* _Working data_

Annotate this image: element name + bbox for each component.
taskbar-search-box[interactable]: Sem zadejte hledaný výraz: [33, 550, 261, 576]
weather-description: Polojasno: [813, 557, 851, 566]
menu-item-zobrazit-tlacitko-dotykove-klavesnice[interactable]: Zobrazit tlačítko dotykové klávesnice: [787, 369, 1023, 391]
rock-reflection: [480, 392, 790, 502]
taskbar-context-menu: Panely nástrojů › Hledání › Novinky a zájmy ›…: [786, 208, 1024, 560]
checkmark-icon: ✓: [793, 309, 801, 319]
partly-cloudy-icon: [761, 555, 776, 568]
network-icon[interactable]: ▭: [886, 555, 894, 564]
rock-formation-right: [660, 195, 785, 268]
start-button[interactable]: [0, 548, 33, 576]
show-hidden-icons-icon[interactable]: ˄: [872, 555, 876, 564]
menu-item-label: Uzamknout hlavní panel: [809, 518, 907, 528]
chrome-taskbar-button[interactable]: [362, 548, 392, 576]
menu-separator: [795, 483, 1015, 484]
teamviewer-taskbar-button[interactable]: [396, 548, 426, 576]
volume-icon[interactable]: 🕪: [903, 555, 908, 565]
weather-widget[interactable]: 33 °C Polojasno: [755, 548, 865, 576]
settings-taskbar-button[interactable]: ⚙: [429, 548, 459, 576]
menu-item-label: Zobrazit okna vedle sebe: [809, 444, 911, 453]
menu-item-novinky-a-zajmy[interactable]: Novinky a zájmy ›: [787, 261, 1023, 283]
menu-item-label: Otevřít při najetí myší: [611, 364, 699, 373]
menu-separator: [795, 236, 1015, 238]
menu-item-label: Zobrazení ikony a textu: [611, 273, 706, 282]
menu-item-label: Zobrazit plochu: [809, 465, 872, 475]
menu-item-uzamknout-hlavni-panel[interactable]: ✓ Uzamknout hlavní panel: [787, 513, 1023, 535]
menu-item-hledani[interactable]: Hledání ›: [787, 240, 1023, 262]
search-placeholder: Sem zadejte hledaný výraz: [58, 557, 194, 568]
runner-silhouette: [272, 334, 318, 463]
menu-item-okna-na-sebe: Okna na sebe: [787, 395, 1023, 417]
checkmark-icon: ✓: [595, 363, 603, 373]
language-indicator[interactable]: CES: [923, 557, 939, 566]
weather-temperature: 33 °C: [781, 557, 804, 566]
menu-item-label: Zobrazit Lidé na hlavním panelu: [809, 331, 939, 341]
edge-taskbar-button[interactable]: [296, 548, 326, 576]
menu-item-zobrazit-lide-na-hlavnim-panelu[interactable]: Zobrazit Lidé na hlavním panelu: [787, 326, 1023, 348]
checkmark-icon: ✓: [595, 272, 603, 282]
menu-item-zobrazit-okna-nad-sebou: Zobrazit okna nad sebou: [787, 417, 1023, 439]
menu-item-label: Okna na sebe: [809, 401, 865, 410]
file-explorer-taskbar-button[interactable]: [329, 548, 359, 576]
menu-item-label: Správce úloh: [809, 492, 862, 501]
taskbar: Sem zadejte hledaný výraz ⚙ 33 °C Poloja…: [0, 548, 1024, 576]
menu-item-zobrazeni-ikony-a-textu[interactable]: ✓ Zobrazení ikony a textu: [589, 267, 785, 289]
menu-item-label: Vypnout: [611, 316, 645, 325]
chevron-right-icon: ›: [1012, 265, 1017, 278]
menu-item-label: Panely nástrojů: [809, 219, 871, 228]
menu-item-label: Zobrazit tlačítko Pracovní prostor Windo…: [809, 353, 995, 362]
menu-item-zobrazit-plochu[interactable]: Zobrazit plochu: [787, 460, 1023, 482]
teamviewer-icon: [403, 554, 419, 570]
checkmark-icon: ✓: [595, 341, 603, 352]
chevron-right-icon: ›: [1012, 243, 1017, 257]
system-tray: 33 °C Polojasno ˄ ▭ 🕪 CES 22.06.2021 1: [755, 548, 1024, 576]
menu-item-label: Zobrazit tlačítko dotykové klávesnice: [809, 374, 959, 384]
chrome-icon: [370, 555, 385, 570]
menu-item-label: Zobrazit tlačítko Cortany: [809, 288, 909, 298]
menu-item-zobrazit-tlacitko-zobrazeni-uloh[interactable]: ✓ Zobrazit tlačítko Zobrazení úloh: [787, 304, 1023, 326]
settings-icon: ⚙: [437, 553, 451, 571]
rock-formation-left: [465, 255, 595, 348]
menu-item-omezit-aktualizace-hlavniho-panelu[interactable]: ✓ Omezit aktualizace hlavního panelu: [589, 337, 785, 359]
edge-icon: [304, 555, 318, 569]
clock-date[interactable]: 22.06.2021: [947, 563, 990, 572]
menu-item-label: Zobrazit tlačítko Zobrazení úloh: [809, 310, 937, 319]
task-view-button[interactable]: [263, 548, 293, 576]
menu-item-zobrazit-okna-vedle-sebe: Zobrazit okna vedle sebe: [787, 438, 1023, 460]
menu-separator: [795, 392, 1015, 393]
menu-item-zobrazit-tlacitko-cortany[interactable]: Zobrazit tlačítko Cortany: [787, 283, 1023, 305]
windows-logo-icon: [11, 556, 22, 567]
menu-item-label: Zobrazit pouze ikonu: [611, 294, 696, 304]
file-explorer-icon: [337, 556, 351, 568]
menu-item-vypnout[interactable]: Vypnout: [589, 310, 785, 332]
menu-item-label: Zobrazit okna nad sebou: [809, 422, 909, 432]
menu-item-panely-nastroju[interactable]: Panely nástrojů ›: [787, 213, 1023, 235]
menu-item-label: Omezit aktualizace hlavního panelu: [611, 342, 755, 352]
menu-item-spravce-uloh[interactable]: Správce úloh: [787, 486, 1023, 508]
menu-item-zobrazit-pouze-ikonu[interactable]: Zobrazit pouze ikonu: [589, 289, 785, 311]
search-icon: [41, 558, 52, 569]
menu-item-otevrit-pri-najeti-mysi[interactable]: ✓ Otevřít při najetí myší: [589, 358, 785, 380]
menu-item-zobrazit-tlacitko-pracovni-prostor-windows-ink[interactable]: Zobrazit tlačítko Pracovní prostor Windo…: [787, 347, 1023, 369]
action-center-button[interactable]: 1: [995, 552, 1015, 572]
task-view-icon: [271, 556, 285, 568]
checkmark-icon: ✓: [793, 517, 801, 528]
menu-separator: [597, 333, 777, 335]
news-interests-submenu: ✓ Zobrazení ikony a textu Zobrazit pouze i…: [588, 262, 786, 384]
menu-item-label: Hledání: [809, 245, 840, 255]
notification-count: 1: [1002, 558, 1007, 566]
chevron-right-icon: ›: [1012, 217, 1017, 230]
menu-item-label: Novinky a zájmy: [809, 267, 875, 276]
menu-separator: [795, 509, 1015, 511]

* _Aim_
Copy out the items from the first line up to and including the line containing "edge-taskbar-button[interactable]: [296, 548, 326, 576]", reproducing each line unchanged.

* _The reply_
Annotate this image: element name + bbox for each component.
taskbar-search-box[interactable]: Sem zadejte hledaný výraz: [33, 550, 261, 576]
weather-description: Polojasno: [813, 557, 851, 566]
menu-item-zobrazit-tlacitko-dotykove-klavesnice[interactable]: Zobrazit tlačítko dotykové klávesnice: [787, 369, 1023, 391]
rock-reflection: [480, 392, 790, 502]
taskbar-context-menu: Panely nástrojů › Hledání › Novinky a zájmy ›…: [786, 208, 1024, 560]
checkmark-icon: ✓: [793, 309, 801, 319]
partly-cloudy-icon: [761, 555, 776, 568]
network-icon[interactable]: ▭: [886, 555, 894, 564]
rock-formation-right: [660, 195, 785, 268]
start-button[interactable]: [0, 548, 33, 576]
show-hidden-icons-icon[interactable]: ˄: [872, 555, 876, 564]
menu-item-label: Uzamknout hlavní panel: [809, 518, 907, 528]
chrome-taskbar-button[interactable]: [362, 548, 392, 576]
menu-separator: [795, 483, 1015, 484]
teamviewer-taskbar-button[interactable]: [396, 548, 426, 576]
volume-icon[interactable]: 🕪: [903, 555, 908, 565]
weather-widget[interactable]: 33 °C Polojasno: [755, 548, 865, 576]
settings-taskbar-button[interactable]: ⚙: [429, 548, 459, 576]
menu-item-label: Zobrazit okna vedle sebe: [809, 444, 911, 453]
menu-item-novinky-a-zajmy[interactable]: Novinky a zájmy ›: [787, 261, 1023, 283]
menu-item-label: Otevřít při najetí myší: [611, 364, 699, 373]
menu-separator: [795, 236, 1015, 238]
menu-item-label: Zobrazení ikony a textu: [611, 273, 706, 282]
menu-item-label: Zobrazit plochu: [809, 465, 872, 475]
menu-item-uzamknout-hlavni-panel[interactable]: ✓ Uzamknout hlavní panel: [787, 513, 1023, 535]
menu-item-hledani[interactable]: Hledání ›: [787, 240, 1023, 262]
search-placeholder: Sem zadejte hledaný výraz: [58, 557, 194, 568]
runner-silhouette: [272, 334, 318, 463]
menu-item-okna-na-sebe: Okna na sebe: [787, 395, 1023, 417]
checkmark-icon: ✓: [595, 363, 603, 373]
language-indicator[interactable]: CES: [923, 557, 939, 566]
weather-temperature: 33 °C: [781, 557, 804, 566]
menu-item-label: Zobrazit Lidé na hlavním panelu: [809, 331, 939, 341]
edge-taskbar-button[interactable]: [296, 548, 326, 576]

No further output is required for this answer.